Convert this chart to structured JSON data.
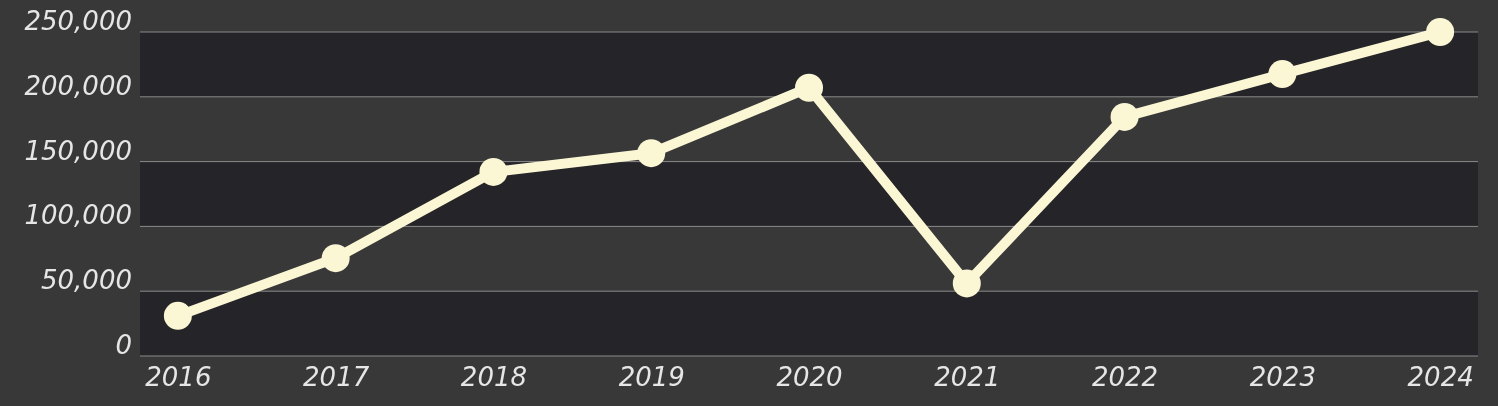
{
  "chart_data": {
    "type": "line",
    "categories": [
      "2016",
      "2017",
      "2018",
      "2019",
      "2020",
      "2021",
      "2022",
      "2023",
      "2024"
    ],
    "series": [
      {
        "color": "#fbf7d5",
        "values": [
          31000,
          75500,
          142000,
          156500,
          207000,
          56000,
          184500,
          217500,
          250000
        ]
      }
    ],
    "ylim": [
      0,
      250000
    ],
    "yticks": [
      {
        "value": 0,
        "label": "0"
      },
      {
        "value": 50000,
        "label": "50,000"
      },
      {
        "value": 100000,
        "label": "100,000"
      },
      {
        "value": 150000,
        "label": "150,000"
      },
      {
        "value": 200000,
        "label": "200,000"
      },
      {
        "value": 250000,
        "label": "250,000"
      }
    ],
    "grid": "y",
    "marker": "circle",
    "line_style": "solid"
  }
}
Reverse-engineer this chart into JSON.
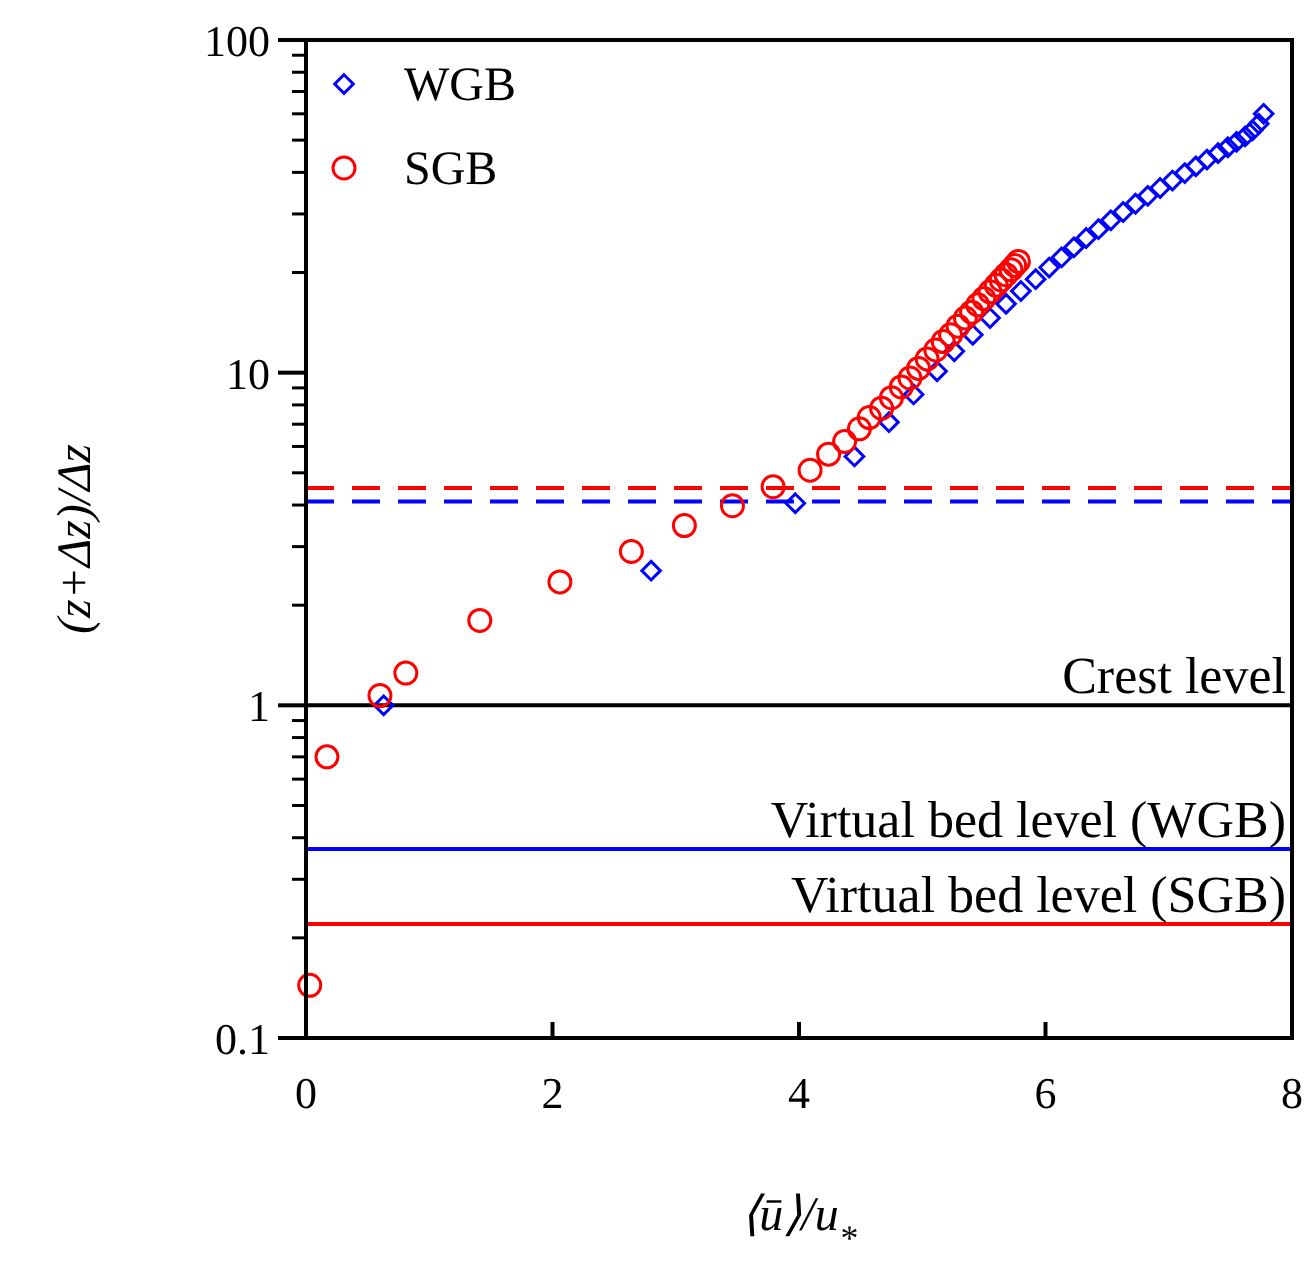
{
  "chart_data": {
    "type": "scatter",
    "xlabel": "⟨ū⟩/u$_{*}$",
    "ylabel": "(z+Δz)/Δz",
    "xlim": [
      0,
      8
    ],
    "xticks": [
      0,
      2,
      4,
      6,
      8
    ],
    "ylim": [
      0.1,
      100
    ],
    "yticks": [
      0.1,
      1,
      10,
      100
    ],
    "log": "y",
    "grid": false,
    "legend": "top left",
    "series": [
      {
        "name": "WGB",
        "color": "#0000ff",
        "marker": "diamond",
        "x": [
          0.63,
          2.8,
          3.97,
          4.45,
          4.73,
          4.93,
          5.12,
          5.26,
          5.41,
          5.55,
          5.68,
          5.8,
          5.92,
          6.03,
          6.13,
          6.23,
          6.33,
          6.43,
          6.53,
          6.63,
          6.73,
          6.83,
          6.93,
          7.03,
          7.13,
          7.22,
          7.31,
          7.4,
          7.48,
          7.55,
          7.62,
          7.68,
          7.73,
          7.77
        ],
        "values": [
          1.0,
          2.54,
          4.05,
          5.6,
          7.1,
          8.6,
          10.1,
          11.6,
          13.0,
          14.6,
          16.1,
          17.6,
          19.1,
          20.7,
          22.2,
          23.8,
          25.4,
          27.0,
          28.7,
          30.4,
          32.2,
          34.0,
          35.9,
          37.8,
          39.8,
          41.7,
          43.7,
          45.7,
          47.6,
          49.4,
          51.3,
          53.5,
          56,
          60
        ]
      },
      {
        "name": "SGB",
        "color": "#ff0000",
        "marker": "circle",
        "x": [
          0.03,
          0.17,
          0.6,
          0.81,
          1.41,
          2.06,
          2.64,
          3.07,
          3.46,
          3.79,
          4.09,
          4.24,
          4.37,
          4.49,
          4.57,
          4.67,
          4.75,
          4.83,
          4.9,
          4.97,
          5.04,
          5.11,
          5.17,
          5.23,
          5.29,
          5.35,
          5.4,
          5.45,
          5.5,
          5.55,
          5.6,
          5.64,
          5.68,
          5.72,
          5.75,
          5.78
        ],
        "values": [
          0.144,
          0.7,
          1.07,
          1.25,
          1.8,
          2.35,
          2.9,
          3.47,
          3.98,
          4.54,
          5.09,
          5.69,
          6.21,
          6.78,
          7.33,
          7.82,
          8.41,
          9.06,
          9.64,
          10.3,
          11.0,
          11.7,
          12.4,
          13.0,
          13.8,
          14.6,
          15.2,
          16.0,
          16.7,
          17.5,
          18.3,
          19.0,
          19.7,
          20.4,
          21.0,
          21.6
        ]
      }
    ],
    "ref_lines": [
      {
        "axis": "y",
        "value": 4.5,
        "color": "#ff0000",
        "line_style": "dashed"
      },
      {
        "axis": "y",
        "value": 4.1,
        "color": "#0000ff",
        "line_style": "dashed"
      },
      {
        "axis": "y",
        "value": 1,
        "label": "Crest level",
        "color": "#000000",
        "line_style": "solid"
      },
      {
        "axis": "y",
        "value": 0.37,
        "label": "Virtual bed level (WGB)",
        "color": "#0000ff",
        "line_style": "solid"
      },
      {
        "axis": "y",
        "value": 0.22,
        "label": "Virtual bed level (SGB)",
        "color": "#ff0000",
        "line_style": "solid"
      }
    ]
  }
}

· · · · · · ·

#### Task details
Give every line back word for word and leave the pictures out.

#### Reply to the exercise
Convert this chart to structured JSON data.
{
  "chart_data": {
    "type": "line",
    "categories": [
      "2016",
      "2017",
      "2018",
      "2019",
      "2020",
      "2021",
      "2022",
      "2023",
      "2024"
    ],
    "series": [
      {
        "color": "#fbf7d5",
        "values": [
          31000,
          75500,
          142000,
          156500,
          207000,
          56000,
          184500,
          217500,
          250000
        ]
      }
    ],
    "ylim": [
      0,
      250000
    ],
    "yticks": [
      {
        "value": 0,
        "label": "0"
      },
      {
        "value": 50000,
        "label": "50,000"
      },
      {
        "value": 100000,
        "label": "100,000"
      },
      {
        "value": 150000,
        "label": "150,000"
      },
      {
        "value": 200000,
        "label": "200,000"
      },
      {
        "value": 250000,
        "label": "250,000"
      }
    ],
    "grid": "y",
    "marker": "circle",
    "line_style": "solid"
  }
}
Reverse-engineer this chart into JSON.
{
  "chart_data": {
    "type": "scatter",
    "xlabel": "⟨ū⟩/u$_{*}$",
    "ylabel": "(z+Δz)/Δz",
    "xlim": [
      0,
      8
    ],
    "xticks": [
      0,
      2,
      4,
      6,
      8
    ],
    "ylim": [
      0.1,
      100
    ],
    "yticks": [
      0.1,
      1,
      10,
      100
    ],
    "log": "y",
    "grid": false,
    "legend": "top left",
    "series": [
      {
        "name": "WGB",
        "color": "#0000ff",
        "marker": "diamond",
        "x": [
          0.63,
          2.8,
          3.97,
          4.45,
          4.73,
          4.93,
          5.12,
          5.26,
          5.41,
          5.55,
          5.68,
          5.8,
          5.92,
          6.03,
          6.13,
          6.23,
          6.33,
          6.43,
          6.53,
          6.63,
          6.73,
          6.83,
          6.93,
          7.03,
          7.13,
          7.22,
          7.31,
          7.4,
          7.48,
          7.55,
          7.62,
          7.68,
          7.73,
          7.77
        ],
        "values": [
          1.0,
          2.54,
          4.05,
          5.6,
          7.1,
          8.6,
          10.1,
          11.6,
          13.0,
          14.6,
          16.1,
          17.6,
          19.1,
          20.7,
          22.2,
          23.8,
          25.4,
          27.0,
          28.7,
          30.4,
          32.2,
          34.0,
          35.9,
          37.8,
          39.8,
          41.7,
          43.7,
          45.7,
          47.6,
          49.4,
          51.3,
          53.5,
          56,
          60
        ]
      },
      {
        "name": "SGB",
        "color": "#ff0000",
        "marker": "circle",
        "x": [
          0.03,
          0.17,
          0.6,
          0.81,
          1.41,
          2.06,
          2.64,
          3.07,
          3.46,
          3.79,
          4.09,
          4.24,
          4.37,
          4.49,
          4.57,
          4.67,
          4.75,
          4.83,
          4.9,
          4.97,
          5.04,
          5.11,
          5.17,
          5.23,
          5.29,
          5.35,
          5.4,
          5.45,
          5.5,
          5.55,
          5.6,
          5.64,
          5.68,
          5.72,
          5.75,
          5.78
        ],
        "values": [
          0.144,
          0.7,
          1.07,
          1.25,
          1.8,
          2.35,
          2.9,
          3.47,
          3.98,
          4.54,
          5.09,
          5.69,
          6.21,
          6.78,
          7.33,
          7.82,
          8.41,
          9.06,
          9.64,
          10.3,
          11.0,
          11.7,
          12.4,
          13.0,
          13.8,
          14.6,
          15.2,
          16.0,
          16.7,
          17.5,
          18.3,
          19.0,
          19.7,
          20.4,
          21.0,
          21.6
        ]
      }
    ],
    "ref_lines": [
      {
        "axis": "y",
        "value": 4.5,
        "color": "#ff0000",
        "line_style": "dashed"
      },
      {
        "axis": "y",
        "value": 4.1,
        "color": "#0000ff",
        "line_style": "dashed"
      },
      {
        "axis": "y",
        "value": 1,
        "label": "Crest level",
        "color": "#000000",
        "line_style": "solid"
      },
      {
        "axis": "y",
        "value": 0.37,
        "label": "Virtual bed level (WGB)",
        "color": "#0000ff",
        "line_style": "solid"
      },
      {
        "axis": "y",
        "value": 0.22,
        "label": "Virtual bed level (SGB)",
        "color": "#ff0000",
        "line_style": "solid"
      }
    ]
  }
}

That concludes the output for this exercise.